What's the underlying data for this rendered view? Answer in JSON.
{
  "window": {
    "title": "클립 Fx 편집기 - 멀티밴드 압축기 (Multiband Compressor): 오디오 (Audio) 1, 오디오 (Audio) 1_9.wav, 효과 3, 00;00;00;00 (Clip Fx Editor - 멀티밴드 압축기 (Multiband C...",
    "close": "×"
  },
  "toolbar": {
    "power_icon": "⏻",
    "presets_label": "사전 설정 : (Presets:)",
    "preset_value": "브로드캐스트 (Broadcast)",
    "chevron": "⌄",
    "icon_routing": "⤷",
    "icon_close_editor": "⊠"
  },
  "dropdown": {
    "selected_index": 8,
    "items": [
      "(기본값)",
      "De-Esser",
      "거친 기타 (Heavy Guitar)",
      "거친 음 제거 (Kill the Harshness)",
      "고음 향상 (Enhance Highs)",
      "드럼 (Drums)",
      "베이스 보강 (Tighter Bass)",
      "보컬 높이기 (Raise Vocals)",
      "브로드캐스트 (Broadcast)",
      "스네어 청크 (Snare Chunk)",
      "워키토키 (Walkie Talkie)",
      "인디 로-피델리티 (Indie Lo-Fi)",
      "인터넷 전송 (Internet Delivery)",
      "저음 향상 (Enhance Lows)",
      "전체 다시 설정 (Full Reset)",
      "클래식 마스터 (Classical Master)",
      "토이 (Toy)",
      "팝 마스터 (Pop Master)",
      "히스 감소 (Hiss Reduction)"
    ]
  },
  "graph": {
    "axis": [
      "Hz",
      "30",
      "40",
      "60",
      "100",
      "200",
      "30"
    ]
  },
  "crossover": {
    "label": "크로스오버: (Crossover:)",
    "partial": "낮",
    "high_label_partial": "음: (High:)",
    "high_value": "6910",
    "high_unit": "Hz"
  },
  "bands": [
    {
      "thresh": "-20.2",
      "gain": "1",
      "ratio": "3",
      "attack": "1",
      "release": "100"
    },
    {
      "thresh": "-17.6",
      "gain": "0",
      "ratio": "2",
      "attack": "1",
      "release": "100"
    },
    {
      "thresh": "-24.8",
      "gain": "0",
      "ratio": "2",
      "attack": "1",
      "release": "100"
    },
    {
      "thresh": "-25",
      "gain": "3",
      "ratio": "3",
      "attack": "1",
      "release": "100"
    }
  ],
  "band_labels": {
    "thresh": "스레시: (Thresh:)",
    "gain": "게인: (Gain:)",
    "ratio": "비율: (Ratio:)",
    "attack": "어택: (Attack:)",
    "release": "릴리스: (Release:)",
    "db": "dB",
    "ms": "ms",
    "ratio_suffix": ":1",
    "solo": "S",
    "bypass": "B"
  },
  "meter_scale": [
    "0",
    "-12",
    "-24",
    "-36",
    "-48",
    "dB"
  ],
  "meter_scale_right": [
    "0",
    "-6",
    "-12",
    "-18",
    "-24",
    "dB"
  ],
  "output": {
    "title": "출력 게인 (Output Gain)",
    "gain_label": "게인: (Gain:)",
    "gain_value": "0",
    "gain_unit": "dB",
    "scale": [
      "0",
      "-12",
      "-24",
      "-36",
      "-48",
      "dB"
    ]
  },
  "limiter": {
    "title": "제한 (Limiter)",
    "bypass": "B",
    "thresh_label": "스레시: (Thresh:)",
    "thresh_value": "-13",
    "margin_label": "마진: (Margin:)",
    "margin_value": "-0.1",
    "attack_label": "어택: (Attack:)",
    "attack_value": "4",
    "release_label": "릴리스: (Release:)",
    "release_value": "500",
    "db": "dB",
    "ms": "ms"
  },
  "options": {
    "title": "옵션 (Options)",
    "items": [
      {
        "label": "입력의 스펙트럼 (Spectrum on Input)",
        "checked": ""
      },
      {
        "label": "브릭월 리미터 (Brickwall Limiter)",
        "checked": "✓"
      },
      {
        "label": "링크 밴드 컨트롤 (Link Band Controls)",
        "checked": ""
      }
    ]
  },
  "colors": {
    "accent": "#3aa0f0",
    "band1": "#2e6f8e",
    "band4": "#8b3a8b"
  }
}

+ + +

§ **REQUIREMENTS**: All of the data must be returned exactly.

§ **ANSWER TO THIS TASK**:
What's the underlying data for this rendered view? Answer in JSON.
{
  "window": {
    "title": "클립 Fx 편집기 - 멀티밴드 압축기 (Multiband Compressor): 오디오 (Audio) 1, 오디오 (Audio) 1_9.wav, 효과 3, 00;00;00;00 (Clip Fx Editor - 멀티밴드 압축기 (Multiband C...",
    "close": "×"
  },
  "toolbar": {
    "power_icon": "⏻",
    "presets_label": "사전 설정 : (Presets:)",
    "preset_value": "브로드캐스트 (Broadcast)",
    "chevron": "⌄",
    "icon_routing": "⤷",
    "icon_close_editor": "⊠"
  },
  "dropdown": {
    "selected_index": 8,
    "items": [
      "(기본값)",
      "De-Esser",
      "거친 기타 (Heavy Guitar)",
      "거친 음 제거 (Kill the Harshness)",
      "고음 향상 (Enhance Highs)",
      "드럼 (Drums)",
      "베이스 보강 (Tighter Bass)",
      "보컬 높이기 (Raise Vocals)",
      "브로드캐스트 (Broadcast)",
      "스네어 청크 (Snare Chunk)",
      "워키토키 (Walkie Talkie)",
      "인디 로-피델리티 (Indie Lo-Fi)",
      "인터넷 전송 (Internet Delivery)",
      "저음 향상 (Enhance Lows)",
      "전체 다시 설정 (Full Reset)",
      "클래식 마스터 (Classical Master)",
      "토이 (Toy)",
      "팝 마스터 (Pop Master)",
      "히스 감소 (Hiss Reduction)"
    ]
  },
  "graph": {
    "axis": [
      "Hz",
      "30",
      "40",
      "60",
      "100",
      "200",
      "30"
    ]
  },
  "crossover": {
    "label": "크로스오버: (Crossover:)",
    "partial": "낮",
    "high_label_partial": "음: (High:)",
    "high_value": "6910",
    "high_unit": "Hz"
  },
  "bands": [
    {
      "thresh": "-20.2",
      "gain": "1",
      "ratio": "3",
      "attack": "1",
      "release": "100"
    },
    {
      "thresh": "-17.6",
      "gain": "0",
      "ratio": "2",
      "attack": "1",
      "release": "100"
    },
    {
      "thresh": "-24.8",
      "gain": "0",
      "ratio": "2",
      "attack": "1",
      "release": "100"
    },
    {
      "thresh": "-25",
      "gain": "3",
      "ratio": "3",
      "attack": "1",
      "release": "100"
    }
  ],
  "band_labels": {
    "thresh": "스레시: (Thresh:)",
    "gain": "게인: (Gain:)",
    "ratio": "비율: (Ratio:)",
    "attack": "어택: (Attack:)",
    "release": "릴리스: (Release:)",
    "db": "dB",
    "ms": "ms",
    "ratio_suffix": ":1",
    "solo": "S",
    "bypass": "B"
  },
  "meter_scale": [
    "0",
    "-12",
    "-24",
    "-36",
    "-48",
    "dB"
  ],
  "meter_scale_right": [
    "0",
    "-6",
    "-12",
    "-18",
    "-24",
    "dB"
  ],
  "output": {
    "title": "출력 게인 (Output Gain)",
    "gain_label": "게인: (Gain:)",
    "gain_value": "0",
    "gain_unit": "dB",
    "scale": [
      "0",
      "-12",
      "-24",
      "-36",
      "-48",
      "dB"
    ]
  },
  "limiter": {
    "title": "제한 (Limiter)",
    "bypass": "B",
    "thresh_label": "스레시: (Thresh:)",
    "thresh_value": "-13",
    "margin_label": "마진: (Margin:)",
    "margin_value": "-0.1",
    "attack_label": "어택: (Attack:)",
    "attack_value": "4",
    "release_label": "릴리스: (Release:)",
    "release_value": "500",
    "db": "dB",
    "ms": "ms"
  },
  "options": {
    "title": "옵션 (Options)",
    "items": [
      {
        "label": "입력의 스펙트럼 (Spectrum on Input)",
        "checked": ""
      },
      {
        "label": "브릭월 리미터 (Brickwall Limiter)",
        "checked": "✓"
      },
      {
        "label": "링크 밴드 컨트롤 (Link Band Controls)",
        "checked": ""
      }
    ]
  },
  "colors": {
    "accent": "#3aa0f0",
    "band1": "#2e6f8e",
    "band4": "#8b3a8b"
  }
}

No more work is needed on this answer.